> [SUPPLIED MATERIAL]:
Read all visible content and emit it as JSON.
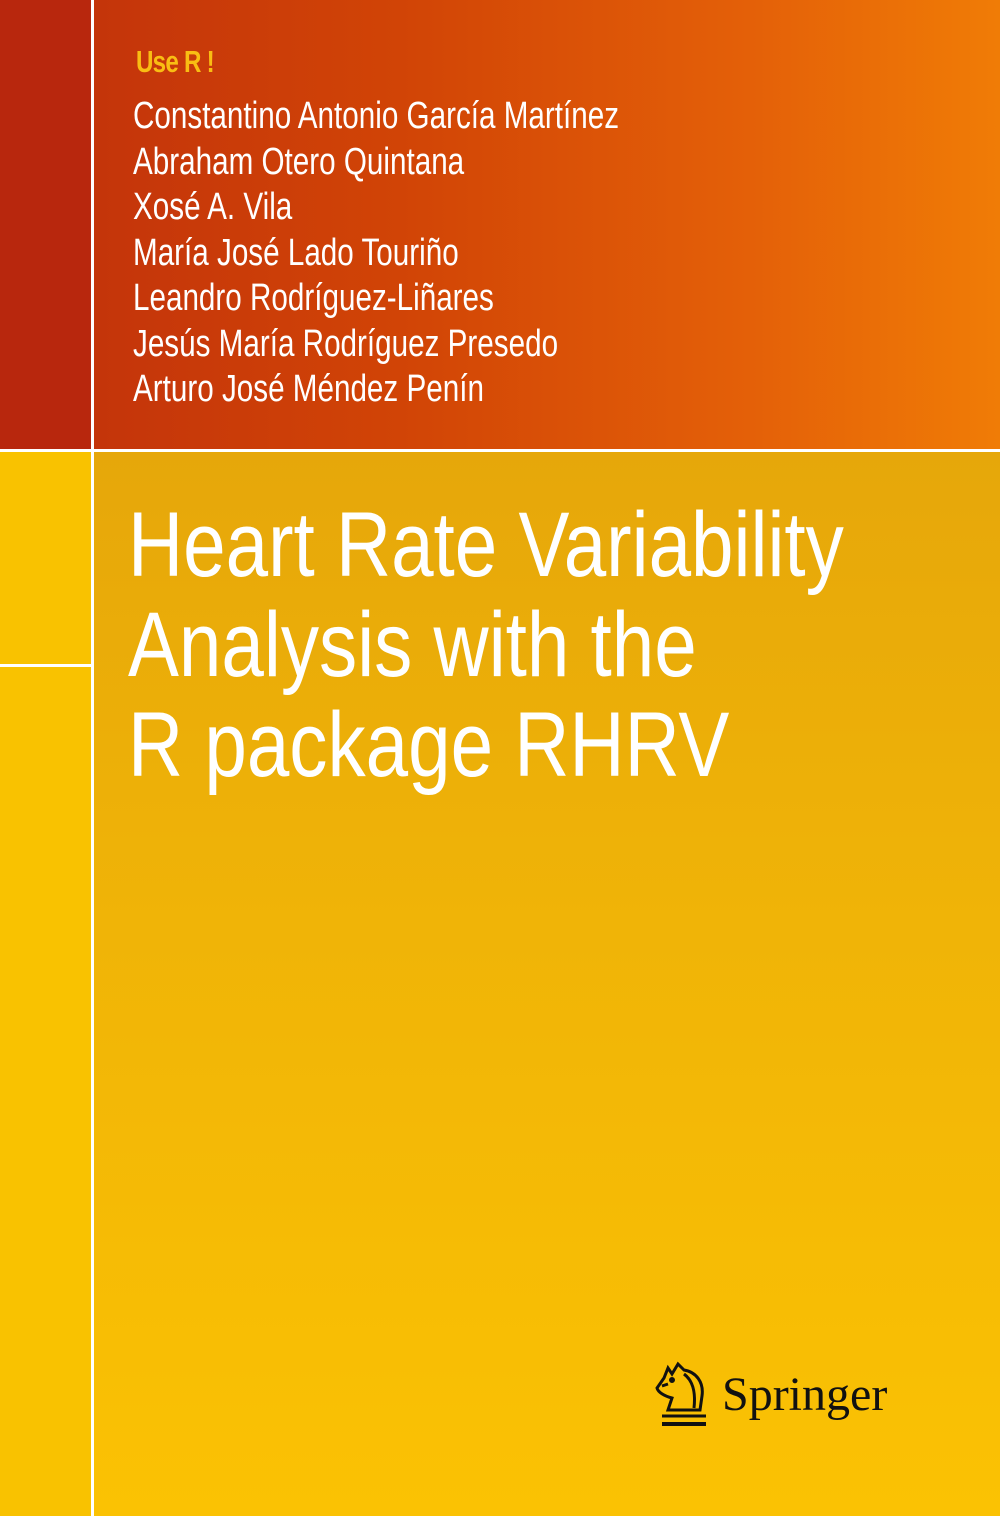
{
  "series": "Use R !",
  "authors": [
    "Constantino Antonio García Martínez",
    "Abraham Otero Quintana",
    "Xosé A. Vila",
    "María José Lado Touriño",
    "Leandro Rodríguez-Liñares",
    "Jesús María Rodríguez Presedo",
    "Arturo José Méndez Penín"
  ],
  "title": [
    "Heart Rate Variability",
    "Analysis with the",
    "R package RHRV"
  ],
  "publisher": {
    "name": "Springer",
    "icon": "knight-horse-icon"
  },
  "colors": {
    "top_band": "#d14406",
    "bottom_band": "#f0b407",
    "series_label": "#f9bd13"
  }
}
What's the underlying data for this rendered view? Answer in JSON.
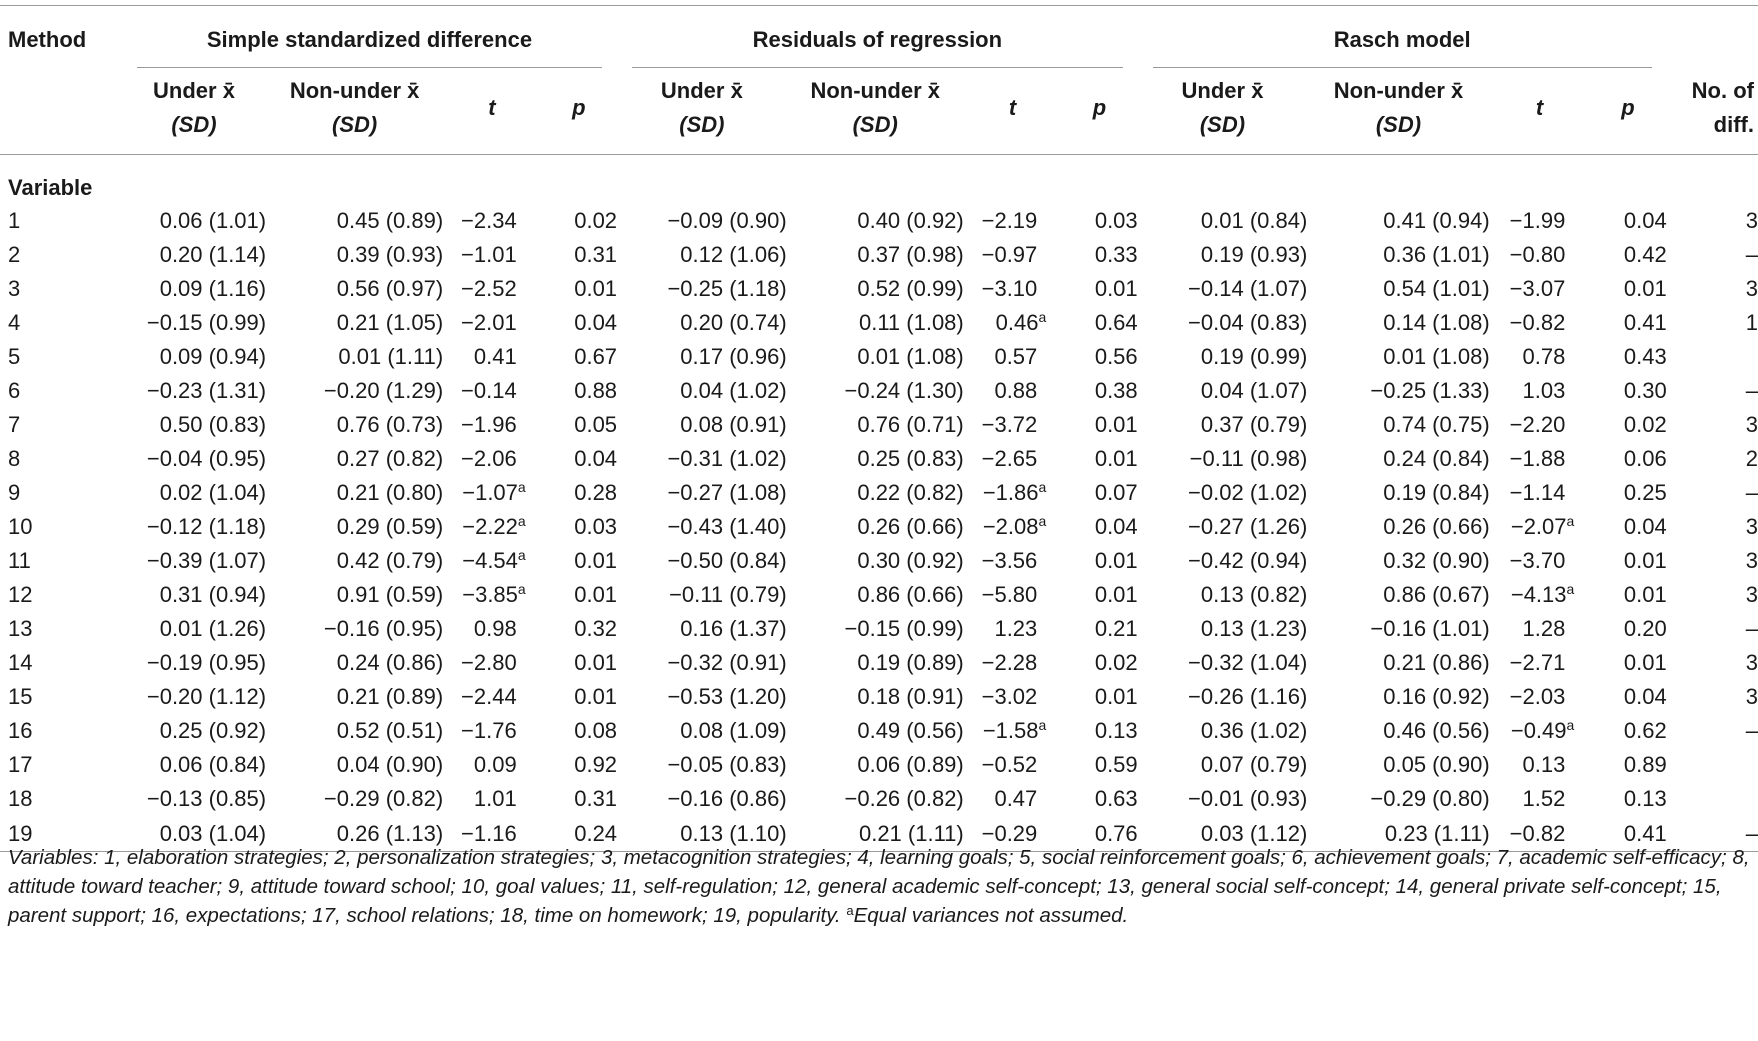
{
  "headers": {
    "method": "Method",
    "groups": [
      "Simple standardized difference",
      "Residuals of regression",
      "Rasch model"
    ],
    "under_top": "Under x̄",
    "under_sub": "(SD)",
    "nonunder_top": "Non-under x̄",
    "nonunder_sub": "(SD)",
    "t": "t",
    "p": "p",
    "ndiff_top": "No. of",
    "ndiff_sub": "diff.",
    "variable": "Variable"
  },
  "rows": [
    {
      "v": "1",
      "s_u": "0.06 (1.01)",
      "s_n": "0.45 (0.89)",
      "s_t": "−2.34",
      "s_ta": "",
      "s_p": "0.02",
      "r_u": "−0.09 (0.90)",
      "r_n": "0.40 (0.92)",
      "r_t": "−2.19",
      "r_ta": "",
      "r_p": "0.03",
      "m_u": "0.01 (0.84)",
      "m_n": "0.41 (0.94)",
      "m_t": "−1.99",
      "m_ta": "",
      "m_p": "0.04",
      "d": "3"
    },
    {
      "v": "2",
      "s_u": "0.20 (1.14)",
      "s_n": "0.39 (0.93)",
      "s_t": "−1.01",
      "s_ta": "",
      "s_p": "0.31",
      "r_u": "0.12 (1.06)",
      "r_n": "0.37 (0.98)",
      "r_t": "−0.97",
      "r_ta": "",
      "r_p": "0.33",
      "m_u": "0.19 (0.93)",
      "m_n": "0.36 (1.01)",
      "m_t": "−0.80",
      "m_ta": "",
      "m_p": "0.42",
      "d": "–"
    },
    {
      "v": "3",
      "s_u": "0.09 (1.16)",
      "s_n": "0.56 (0.97)",
      "s_t": "−2.52",
      "s_ta": "",
      "s_p": "0.01",
      "r_u": "−0.25 (1.18)",
      "r_n": "0.52 (0.99)",
      "r_t": "−3.10",
      "r_ta": "",
      "r_p": "0.01",
      "m_u": "−0.14 (1.07)",
      "m_n": "0.54 (1.01)",
      "m_t": "−3.07",
      "m_ta": "",
      "m_p": "0.01",
      "d": "3"
    },
    {
      "v": "4",
      "s_u": "−0.15 (0.99)",
      "s_n": "0.21 (1.05)",
      "s_t": "−2.01",
      "s_ta": "",
      "s_p": "0.04",
      "r_u": "0.20 (0.74)",
      "r_n": "0.11 (1.08)",
      "r_t": "0.46",
      "r_ta": "a",
      "r_p": "0.64",
      "m_u": "−0.04 (0.83)",
      "m_n": "0.14 (1.08)",
      "m_t": "−0.82",
      "m_ta": "",
      "m_p": "0.41",
      "d": "1"
    },
    {
      "v": "5",
      "s_u": "0.09 (0.94)",
      "s_n": "0.01 (1.11)",
      "s_t": "0.41",
      "s_ta": "",
      "s_p": "0.67",
      "r_u": "0.17 (0.96)",
      "r_n": "0.01 (1.08)",
      "r_t": "0.57",
      "r_ta": "",
      "r_p": "0.56",
      "m_u": "0.19 (0.99)",
      "m_n": "0.01 (1.08)",
      "m_t": "0.78",
      "m_ta": "",
      "m_p": "0.43",
      "d": ""
    },
    {
      "v": "6",
      "s_u": "−0.23 (1.31)",
      "s_n": "−0.20 (1.29)",
      "s_t": "−0.14",
      "s_ta": "",
      "s_p": "0.88",
      "r_u": "0.04 (1.02)",
      "r_n": "−0.24 (1.30)",
      "r_t": "0.88",
      "r_ta": "",
      "r_p": "0.38",
      "m_u": "0.04 (1.07)",
      "m_n": "−0.25 (1.33)",
      "m_t": "1.03",
      "m_ta": "",
      "m_p": "0.30",
      "d": "–"
    },
    {
      "v": "7",
      "s_u": "0.50 (0.83)",
      "s_n": "0.76 (0.73)",
      "s_t": "−1.96",
      "s_ta": "",
      "s_p": "0.05",
      "r_u": "0.08 (0.91)",
      "r_n": "0.76 (0.71)",
      "r_t": "−3.72",
      "r_ta": "",
      "r_p": "0.01",
      "m_u": "0.37 (0.79)",
      "m_n": "0.74 (0.75)",
      "m_t": "−2.20",
      "m_ta": "",
      "m_p": "0.02",
      "d": "3"
    },
    {
      "v": "8",
      "s_u": "−0.04 (0.95)",
      "s_n": "0.27 (0.82)",
      "s_t": "−2.06",
      "s_ta": "",
      "s_p": "0.04",
      "r_u": "−0.31 (1.02)",
      "r_n": "0.25 (0.83)",
      "r_t": "−2.65",
      "r_ta": "",
      "r_p": "0.01",
      "m_u": "−0.11 (0.98)",
      "m_n": "0.24 (0.84)",
      "m_t": "−1.88",
      "m_ta": "",
      "m_p": "0.06",
      "d": "2"
    },
    {
      "v": "9",
      "s_u": "0.02 (1.04)",
      "s_n": "0.21 (0.80)",
      "s_t": "−1.07",
      "s_ta": "a",
      "s_p": "0.28",
      "r_u": "−0.27 (1.08)",
      "r_n": "0.22 (0.82)",
      "r_t": "−1.86",
      "r_ta": "a",
      "r_p": "0.07",
      "m_u": "−0.02 (1.02)",
      "m_n": "0.19 (0.84)",
      "m_t": "−1.14",
      "m_ta": "",
      "m_p": "0.25",
      "d": "–"
    },
    {
      "v": "10",
      "s_u": "−0.12 (1.18)",
      "s_n": "0.29 (0.59)",
      "s_t": "−2.22",
      "s_ta": "a",
      "s_p": "0.03",
      "r_u": "−0.43 (1.40)",
      "r_n": "0.26 (0.66)",
      "r_t": "−2.08",
      "r_ta": "a",
      "r_p": "0.04",
      "m_u": "−0.27 (1.26)",
      "m_n": "0.26 (0.66)",
      "m_t": "−2.07",
      "m_ta": "a",
      "m_p": "0.04",
      "d": "3"
    },
    {
      "v": "11",
      "s_u": "−0.39 (1.07)",
      "s_n": "0.42 (0.79)",
      "s_t": "−4.54",
      "s_ta": "a",
      "s_p": "0.01",
      "r_u": "−0.50 (0.84)",
      "r_n": "0.30 (0.92)",
      "r_t": "−3.56",
      "r_ta": "",
      "r_p": "0.01",
      "m_u": "−0.42 (0.94)",
      "m_n": "0.32 (0.90)",
      "m_t": "−3.70",
      "m_ta": "",
      "m_p": "0.01",
      "d": "3"
    },
    {
      "v": "12",
      "s_u": "0.31 (0.94)",
      "s_n": "0.91 (0.59)",
      "s_t": "−3.85",
      "s_ta": "a",
      "s_p": "0.01",
      "r_u": "−0.11 (0.79)",
      "r_n": "0.86 (0.66)",
      "r_t": "−5.80",
      "r_ta": "",
      "r_p": "0.01",
      "m_u": "0.13 (0.82)",
      "m_n": "0.86 (0.67)",
      "m_t": "−4.13",
      "m_ta": "a",
      "m_p": "0.01",
      "d": "3"
    },
    {
      "v": "13",
      "s_u": "0.01 (1.26)",
      "s_n": "−0.16 (0.95)",
      "s_t": "0.98",
      "s_ta": "",
      "s_p": "0.32",
      "r_u": "0.16 (1.37)",
      "r_n": "−0.15 (0.99)",
      "r_t": "1.23",
      "r_ta": "",
      "r_p": "0.21",
      "m_u": "0.13 (1.23)",
      "m_n": "−0.16 (1.01)",
      "m_t": "1.28",
      "m_ta": "",
      "m_p": "0.20",
      "d": "–"
    },
    {
      "v": "14",
      "s_u": "−0.19 (0.95)",
      "s_n": "0.24 (0.86)",
      "s_t": "−2.80",
      "s_ta": "",
      "s_p": "0.01",
      "r_u": "−0.32 (0.91)",
      "r_n": "0.19 (0.89)",
      "r_t": "−2.28",
      "r_ta": "",
      "r_p": "0.02",
      "m_u": "−0.32 (1.04)",
      "m_n": "0.21 (0.86)",
      "m_t": "−2.71",
      "m_ta": "",
      "m_p": "0.01",
      "d": "3"
    },
    {
      "v": "15",
      "s_u": "−0.20 (1.12)",
      "s_n": "0.21 (0.89)",
      "s_t": "−2.44",
      "s_ta": "",
      "s_p": "0.01",
      "r_u": "−0.53 (1.20)",
      "r_n": "0.18 (0.91)",
      "r_t": "−3.02",
      "r_ta": "",
      "r_p": "0.01",
      "m_u": "−0.26 (1.16)",
      "m_n": "0.16 (0.92)",
      "m_t": "−2.03",
      "m_ta": "",
      "m_p": "0.04",
      "d": "3"
    },
    {
      "v": "16",
      "s_u": "0.25 (0.92)",
      "s_n": "0.52 (0.51)",
      "s_t": "−1.76",
      "s_ta": "",
      "s_p": "0.08",
      "r_u": "0.08 (1.09)",
      "r_n": "0.49 (0.56)",
      "r_t": "−1.58",
      "r_ta": "a",
      "r_p": "0.13",
      "m_u": "0.36 (1.02)",
      "m_n": "0.46 (0.56)",
      "m_t": "−0.49",
      "m_ta": "a",
      "m_p": "0.62",
      "d": "–"
    },
    {
      "v": "17",
      "s_u": "0.06 (0.84)",
      "s_n": "0.04 (0.90)",
      "s_t": "0.09",
      "s_ta": "",
      "s_p": "0.92",
      "r_u": "−0.05 (0.83)",
      "r_n": "0.06 (0.89)",
      "r_t": "−0.52",
      "r_ta": "",
      "r_p": "0.59",
      "m_u": "0.07 (0.79)",
      "m_n": "0.05 (0.90)",
      "m_t": "0.13",
      "m_ta": "",
      "m_p": "0.89",
      "d": ""
    },
    {
      "v": "18",
      "s_u": "−0.13 (0.85)",
      "s_n": "−0.29 (0.82)",
      "s_t": "1.01",
      "s_ta": "",
      "s_p": "0.31",
      "r_u": "−0.16 (0.86)",
      "r_n": "−0.26 (0.82)",
      "r_t": "0.47",
      "r_ta": "",
      "r_p": "0.63",
      "m_u": "−0.01 (0.93)",
      "m_n": "−0.29 (0.80)",
      "m_t": "1.52",
      "m_ta": "",
      "m_p": "0.13",
      "d": ""
    },
    {
      "v": "19",
      "s_u": "0.03 (1.04)",
      "s_n": "0.26 (1.13)",
      "s_t": "−1.16",
      "s_ta": "",
      "s_p": "0.24",
      "r_u": "0.13 (1.10)",
      "r_n": "0.21 (1.11)",
      "r_t": "−0.29",
      "r_ta": "",
      "r_p": "0.76",
      "m_u": "0.03 (1.12)",
      "m_n": "0.23 (1.11)",
      "m_t": "−0.82",
      "m_ta": "",
      "m_p": "0.41",
      "d": "–"
    }
  ],
  "footnote": {
    "text": "Variables: 1, elaboration strategies; 2, personalization strategies; 3, metacognition strategies; 4, learning goals; 5, social reinforcement goals; 6, achievement goals; 7, academic self-efficacy; 8, attitude toward teacher; 9, attitude toward school; 10, goal values; 11, self-regulation; 12, general academic self-concept; 13, general social self-concept; 14, general private self-concept; 15, parent support; 16, expectations; 17, school relations; 18, time on homework; 19, popularity. ",
    "marker": "a",
    "note": "Equal variances not assumed."
  }
}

> [THE TASK]: Look through the material above and work out how many of its lines contain "José". State the number only.

> [RESPONSE]: 2